▶ EXERCISE TASK
Select each line where the word "SDTVAR" appears.

▶ ENTRIES PROVIDED
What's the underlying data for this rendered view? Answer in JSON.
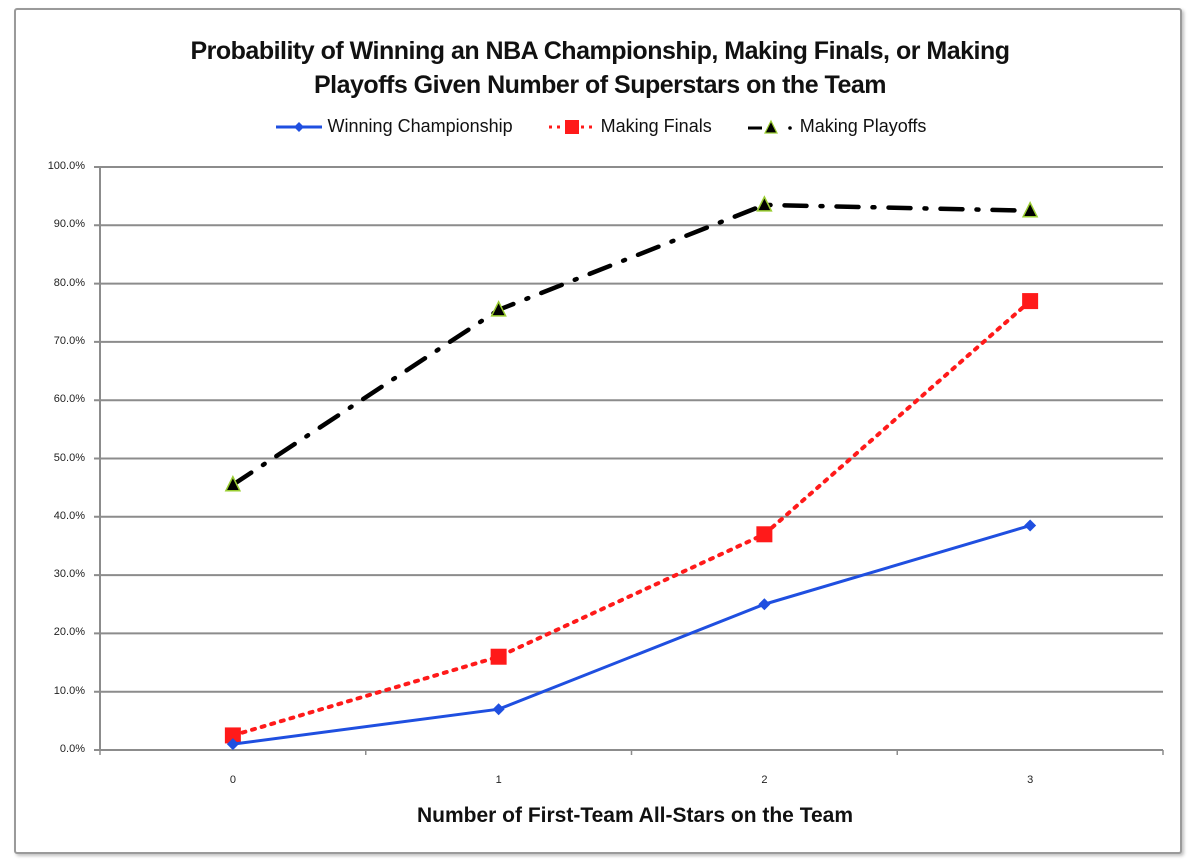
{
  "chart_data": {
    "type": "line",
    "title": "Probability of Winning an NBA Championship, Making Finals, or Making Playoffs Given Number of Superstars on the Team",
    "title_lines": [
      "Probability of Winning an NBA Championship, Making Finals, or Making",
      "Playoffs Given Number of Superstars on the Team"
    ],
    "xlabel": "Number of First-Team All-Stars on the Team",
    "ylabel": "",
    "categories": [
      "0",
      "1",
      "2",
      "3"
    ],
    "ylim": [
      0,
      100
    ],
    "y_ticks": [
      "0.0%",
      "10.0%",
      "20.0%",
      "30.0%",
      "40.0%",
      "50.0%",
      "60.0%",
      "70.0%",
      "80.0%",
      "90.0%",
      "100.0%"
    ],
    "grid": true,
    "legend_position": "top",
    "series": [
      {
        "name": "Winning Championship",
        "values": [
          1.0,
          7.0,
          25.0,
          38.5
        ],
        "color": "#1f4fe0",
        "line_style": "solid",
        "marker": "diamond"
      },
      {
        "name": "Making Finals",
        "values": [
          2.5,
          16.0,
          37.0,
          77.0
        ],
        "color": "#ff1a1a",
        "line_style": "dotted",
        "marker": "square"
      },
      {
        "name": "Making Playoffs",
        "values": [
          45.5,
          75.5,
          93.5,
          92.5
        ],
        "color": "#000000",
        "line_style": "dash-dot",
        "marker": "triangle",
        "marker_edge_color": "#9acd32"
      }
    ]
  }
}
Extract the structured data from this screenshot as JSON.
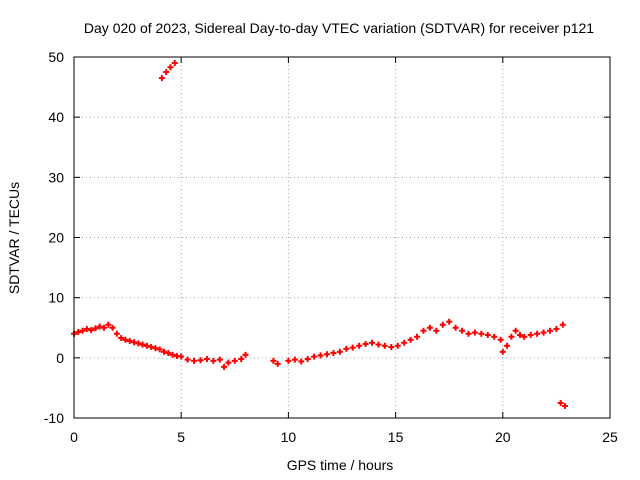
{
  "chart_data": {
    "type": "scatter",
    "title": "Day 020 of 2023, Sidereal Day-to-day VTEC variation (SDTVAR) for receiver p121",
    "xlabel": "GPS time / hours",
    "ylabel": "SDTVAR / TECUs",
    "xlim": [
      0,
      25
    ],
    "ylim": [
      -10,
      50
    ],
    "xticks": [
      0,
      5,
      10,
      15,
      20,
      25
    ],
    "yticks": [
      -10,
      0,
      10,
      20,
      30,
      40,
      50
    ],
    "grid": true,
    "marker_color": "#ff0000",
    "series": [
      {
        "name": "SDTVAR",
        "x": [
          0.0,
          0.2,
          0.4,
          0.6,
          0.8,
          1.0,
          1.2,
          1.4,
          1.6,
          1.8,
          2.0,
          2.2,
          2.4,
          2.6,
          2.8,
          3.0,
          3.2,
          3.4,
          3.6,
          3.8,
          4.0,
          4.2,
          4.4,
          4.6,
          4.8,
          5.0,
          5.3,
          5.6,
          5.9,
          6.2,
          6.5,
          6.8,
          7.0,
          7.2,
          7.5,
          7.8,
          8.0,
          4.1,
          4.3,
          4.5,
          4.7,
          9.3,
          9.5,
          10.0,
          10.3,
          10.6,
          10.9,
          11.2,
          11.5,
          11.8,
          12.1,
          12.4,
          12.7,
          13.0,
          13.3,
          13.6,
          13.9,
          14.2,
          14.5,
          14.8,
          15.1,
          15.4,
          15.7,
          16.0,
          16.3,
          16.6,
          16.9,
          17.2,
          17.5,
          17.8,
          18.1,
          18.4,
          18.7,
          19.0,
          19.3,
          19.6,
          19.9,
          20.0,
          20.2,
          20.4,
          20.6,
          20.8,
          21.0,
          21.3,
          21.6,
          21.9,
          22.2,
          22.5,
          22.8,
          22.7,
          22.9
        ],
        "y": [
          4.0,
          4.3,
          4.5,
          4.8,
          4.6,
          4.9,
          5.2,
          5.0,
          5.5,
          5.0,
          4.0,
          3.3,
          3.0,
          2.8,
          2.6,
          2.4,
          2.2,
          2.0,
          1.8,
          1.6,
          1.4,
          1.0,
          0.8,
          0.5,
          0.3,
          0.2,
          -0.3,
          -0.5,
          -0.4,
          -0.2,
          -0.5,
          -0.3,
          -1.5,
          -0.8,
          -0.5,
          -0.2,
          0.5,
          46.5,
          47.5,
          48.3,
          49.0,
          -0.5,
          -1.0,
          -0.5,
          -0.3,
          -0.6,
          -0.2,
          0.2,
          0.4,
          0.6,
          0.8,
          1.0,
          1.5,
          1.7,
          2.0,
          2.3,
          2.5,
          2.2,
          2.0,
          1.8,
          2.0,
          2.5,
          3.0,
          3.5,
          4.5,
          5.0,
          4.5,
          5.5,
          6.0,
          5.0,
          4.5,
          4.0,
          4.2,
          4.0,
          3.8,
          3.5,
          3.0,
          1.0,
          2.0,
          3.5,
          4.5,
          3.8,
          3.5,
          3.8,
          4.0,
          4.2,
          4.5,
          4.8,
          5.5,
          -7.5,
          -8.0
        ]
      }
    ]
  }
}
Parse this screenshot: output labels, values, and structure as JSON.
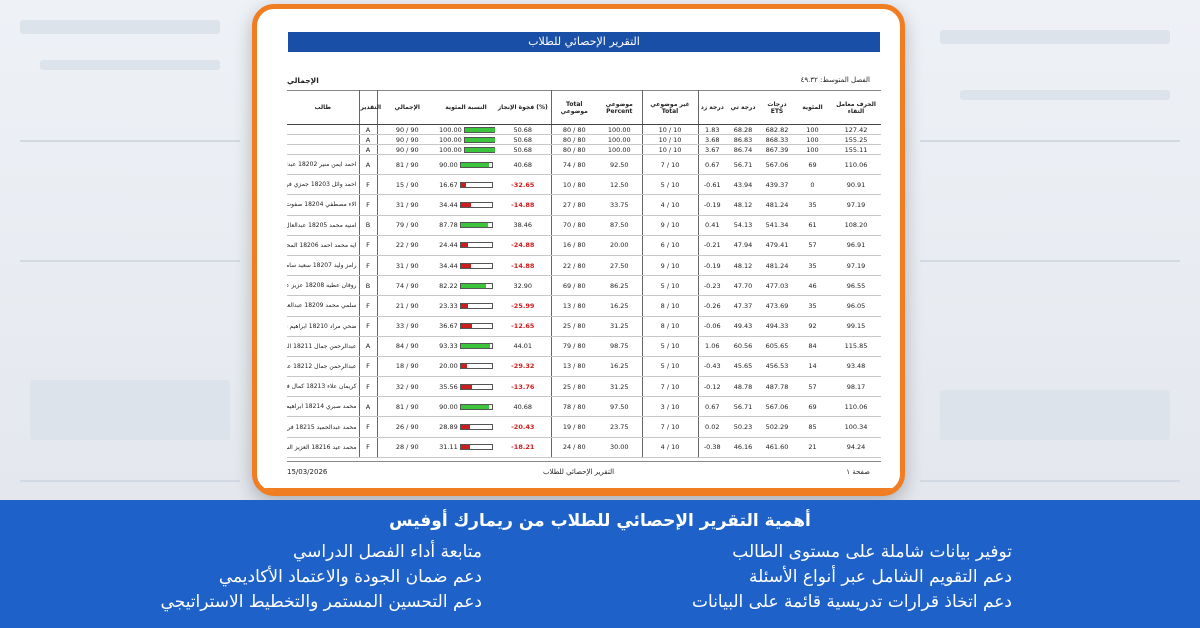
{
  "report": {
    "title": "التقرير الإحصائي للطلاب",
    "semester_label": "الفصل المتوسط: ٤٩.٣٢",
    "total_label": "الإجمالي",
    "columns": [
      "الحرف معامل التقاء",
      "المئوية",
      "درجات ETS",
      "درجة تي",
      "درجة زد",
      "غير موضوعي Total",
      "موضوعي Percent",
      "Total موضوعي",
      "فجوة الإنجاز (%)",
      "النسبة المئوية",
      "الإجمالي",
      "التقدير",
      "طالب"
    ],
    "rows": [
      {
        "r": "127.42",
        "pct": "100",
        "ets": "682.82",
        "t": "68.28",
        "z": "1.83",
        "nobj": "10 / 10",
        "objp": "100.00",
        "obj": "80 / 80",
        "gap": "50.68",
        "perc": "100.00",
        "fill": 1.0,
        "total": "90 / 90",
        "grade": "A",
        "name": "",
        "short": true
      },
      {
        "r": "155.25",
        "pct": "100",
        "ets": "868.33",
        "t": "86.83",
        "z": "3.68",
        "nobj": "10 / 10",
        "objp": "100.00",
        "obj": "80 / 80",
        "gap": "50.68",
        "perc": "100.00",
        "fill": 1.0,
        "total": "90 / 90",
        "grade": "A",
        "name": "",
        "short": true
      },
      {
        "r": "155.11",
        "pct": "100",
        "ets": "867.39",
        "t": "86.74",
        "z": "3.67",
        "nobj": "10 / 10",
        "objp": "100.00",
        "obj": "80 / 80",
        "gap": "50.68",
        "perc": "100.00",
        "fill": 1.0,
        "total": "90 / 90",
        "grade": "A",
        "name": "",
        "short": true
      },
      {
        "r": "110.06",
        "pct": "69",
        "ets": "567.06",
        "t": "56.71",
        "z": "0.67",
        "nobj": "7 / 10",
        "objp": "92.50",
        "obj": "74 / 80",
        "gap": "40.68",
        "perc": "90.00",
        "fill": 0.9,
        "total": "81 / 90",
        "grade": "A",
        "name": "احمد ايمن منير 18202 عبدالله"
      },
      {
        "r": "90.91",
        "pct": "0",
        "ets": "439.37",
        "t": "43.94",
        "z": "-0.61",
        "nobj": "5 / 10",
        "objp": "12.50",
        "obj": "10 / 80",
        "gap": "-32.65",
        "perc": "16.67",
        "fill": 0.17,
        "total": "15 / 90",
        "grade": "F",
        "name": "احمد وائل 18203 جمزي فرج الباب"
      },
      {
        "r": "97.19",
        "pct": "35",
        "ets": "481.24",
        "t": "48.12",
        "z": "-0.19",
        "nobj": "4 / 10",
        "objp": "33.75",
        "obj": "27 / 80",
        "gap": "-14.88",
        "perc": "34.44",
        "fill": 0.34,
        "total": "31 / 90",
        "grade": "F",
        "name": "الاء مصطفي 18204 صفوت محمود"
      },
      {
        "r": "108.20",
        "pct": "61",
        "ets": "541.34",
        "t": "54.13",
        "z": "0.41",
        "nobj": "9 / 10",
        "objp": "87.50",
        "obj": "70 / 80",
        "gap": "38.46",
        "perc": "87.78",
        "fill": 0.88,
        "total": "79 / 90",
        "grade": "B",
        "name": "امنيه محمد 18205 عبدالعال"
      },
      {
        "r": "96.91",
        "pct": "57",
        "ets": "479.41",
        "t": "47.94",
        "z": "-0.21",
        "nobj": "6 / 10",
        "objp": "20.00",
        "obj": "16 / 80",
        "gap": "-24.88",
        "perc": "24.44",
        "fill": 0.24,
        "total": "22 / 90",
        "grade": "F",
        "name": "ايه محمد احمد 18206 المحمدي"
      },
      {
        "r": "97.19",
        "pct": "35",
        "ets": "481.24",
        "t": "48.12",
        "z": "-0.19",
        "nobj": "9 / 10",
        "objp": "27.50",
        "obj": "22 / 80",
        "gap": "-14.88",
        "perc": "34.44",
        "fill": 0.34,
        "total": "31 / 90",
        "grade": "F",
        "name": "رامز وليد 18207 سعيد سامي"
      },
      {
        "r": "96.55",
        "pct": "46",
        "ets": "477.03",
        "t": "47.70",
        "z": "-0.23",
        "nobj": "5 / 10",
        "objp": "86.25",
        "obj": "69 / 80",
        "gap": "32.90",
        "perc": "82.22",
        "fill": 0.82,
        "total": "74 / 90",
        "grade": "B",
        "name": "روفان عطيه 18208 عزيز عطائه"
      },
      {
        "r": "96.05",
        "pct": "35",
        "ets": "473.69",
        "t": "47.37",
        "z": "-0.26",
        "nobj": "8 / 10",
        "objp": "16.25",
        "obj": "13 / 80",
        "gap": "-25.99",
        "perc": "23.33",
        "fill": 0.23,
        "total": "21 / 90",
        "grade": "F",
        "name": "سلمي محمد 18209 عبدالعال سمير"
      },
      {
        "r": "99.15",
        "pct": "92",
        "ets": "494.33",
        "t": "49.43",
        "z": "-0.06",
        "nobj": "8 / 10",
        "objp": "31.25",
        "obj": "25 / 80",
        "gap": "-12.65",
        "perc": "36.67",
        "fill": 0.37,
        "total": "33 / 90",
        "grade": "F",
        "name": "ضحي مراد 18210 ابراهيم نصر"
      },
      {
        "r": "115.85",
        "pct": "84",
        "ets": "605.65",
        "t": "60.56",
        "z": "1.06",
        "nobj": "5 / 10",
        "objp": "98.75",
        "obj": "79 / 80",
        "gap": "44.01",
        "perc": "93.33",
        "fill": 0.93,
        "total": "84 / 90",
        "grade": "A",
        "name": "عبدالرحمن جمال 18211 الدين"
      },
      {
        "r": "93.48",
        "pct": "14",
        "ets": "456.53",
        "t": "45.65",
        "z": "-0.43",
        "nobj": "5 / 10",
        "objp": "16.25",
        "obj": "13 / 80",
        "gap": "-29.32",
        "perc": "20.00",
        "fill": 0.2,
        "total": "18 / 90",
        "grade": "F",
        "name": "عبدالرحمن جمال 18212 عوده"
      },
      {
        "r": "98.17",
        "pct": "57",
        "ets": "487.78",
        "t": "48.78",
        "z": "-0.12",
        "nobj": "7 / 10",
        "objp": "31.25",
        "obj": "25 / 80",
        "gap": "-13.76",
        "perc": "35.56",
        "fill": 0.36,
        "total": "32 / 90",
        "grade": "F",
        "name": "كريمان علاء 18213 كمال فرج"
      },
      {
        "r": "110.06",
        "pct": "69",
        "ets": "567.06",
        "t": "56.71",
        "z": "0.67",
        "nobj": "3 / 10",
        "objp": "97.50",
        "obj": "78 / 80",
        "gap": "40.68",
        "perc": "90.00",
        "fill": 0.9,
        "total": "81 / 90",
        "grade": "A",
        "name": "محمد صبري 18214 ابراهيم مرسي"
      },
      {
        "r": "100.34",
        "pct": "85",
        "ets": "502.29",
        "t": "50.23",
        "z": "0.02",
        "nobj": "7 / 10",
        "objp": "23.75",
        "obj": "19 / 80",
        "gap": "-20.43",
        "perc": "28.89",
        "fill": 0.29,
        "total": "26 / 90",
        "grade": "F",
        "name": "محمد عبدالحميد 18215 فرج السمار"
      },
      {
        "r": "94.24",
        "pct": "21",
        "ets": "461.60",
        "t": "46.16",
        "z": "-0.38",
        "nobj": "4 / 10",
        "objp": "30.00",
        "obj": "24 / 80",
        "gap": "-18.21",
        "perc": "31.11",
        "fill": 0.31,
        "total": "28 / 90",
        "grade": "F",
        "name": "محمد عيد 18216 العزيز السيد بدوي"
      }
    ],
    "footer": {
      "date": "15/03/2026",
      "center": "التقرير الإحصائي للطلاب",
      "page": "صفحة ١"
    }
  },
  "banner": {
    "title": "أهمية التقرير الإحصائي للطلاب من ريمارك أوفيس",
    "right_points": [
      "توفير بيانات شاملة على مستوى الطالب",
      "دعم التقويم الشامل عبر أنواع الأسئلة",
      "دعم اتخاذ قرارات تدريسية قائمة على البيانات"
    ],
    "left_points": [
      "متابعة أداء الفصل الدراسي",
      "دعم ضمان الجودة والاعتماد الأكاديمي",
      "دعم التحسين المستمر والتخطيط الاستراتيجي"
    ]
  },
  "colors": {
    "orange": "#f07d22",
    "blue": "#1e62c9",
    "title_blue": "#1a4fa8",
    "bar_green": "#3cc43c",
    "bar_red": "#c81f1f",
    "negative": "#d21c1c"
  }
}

▶ CORRECT RESULT
    "title": "Day 020 of 2023, Sidereal Day-to-day VTEC variation (SDTVAR) for receiver p121",
    "ylabel": "SDTVAR / TECUs",
        "name": "SDTVAR",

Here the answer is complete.